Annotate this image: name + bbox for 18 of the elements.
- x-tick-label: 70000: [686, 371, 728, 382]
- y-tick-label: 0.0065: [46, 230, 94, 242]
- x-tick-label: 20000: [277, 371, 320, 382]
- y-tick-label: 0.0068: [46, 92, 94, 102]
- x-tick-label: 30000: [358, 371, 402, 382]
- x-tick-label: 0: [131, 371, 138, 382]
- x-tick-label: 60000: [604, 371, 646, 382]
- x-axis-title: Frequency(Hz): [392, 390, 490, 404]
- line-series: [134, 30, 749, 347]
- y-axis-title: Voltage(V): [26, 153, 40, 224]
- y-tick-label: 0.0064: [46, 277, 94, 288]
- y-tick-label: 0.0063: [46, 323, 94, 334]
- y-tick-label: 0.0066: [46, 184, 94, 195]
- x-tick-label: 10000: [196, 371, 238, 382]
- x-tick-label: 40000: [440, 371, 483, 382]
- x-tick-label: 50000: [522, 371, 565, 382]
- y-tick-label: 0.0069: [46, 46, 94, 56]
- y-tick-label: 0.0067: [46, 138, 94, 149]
════════════════
SET EXERCISE
Write out every line of the listing above, character for character.

COMPLETED EXERCISE
Annotate this image: name + bbox for 18 of the elements.
- x-tick-label: 70000: [686, 371, 728, 382]
- y-tick-label: 0.0065: [46, 230, 94, 242]
- x-tick-label: 20000: [277, 371, 320, 382]
- y-tick-label: 0.0068: [46, 92, 94, 102]
- x-tick-label: 30000: [358, 371, 402, 382]
- x-tick-label: 0: [131, 371, 138, 382]
- x-tick-label: 60000: [604, 371, 646, 382]
- x-axis-title: Frequency(Hz): [392, 390, 490, 404]
- line-series: [134, 30, 749, 347]
- y-axis-title: Voltage(V): [26, 153, 40, 224]
- y-tick-label: 0.0064: [46, 277, 94, 288]
- y-tick-label: 0.0063: [46, 323, 94, 334]
- y-tick-label: 0.0066: [46, 184, 94, 195]
- x-tick-label: 10000: [196, 371, 238, 382]
- x-tick-label: 40000: [440, 371, 483, 382]
- x-tick-label: 50000: [522, 371, 565, 382]
- y-tick-label: 0.0069: [46, 46, 94, 56]
- y-tick-label: 0.0067: [46, 138, 94, 149]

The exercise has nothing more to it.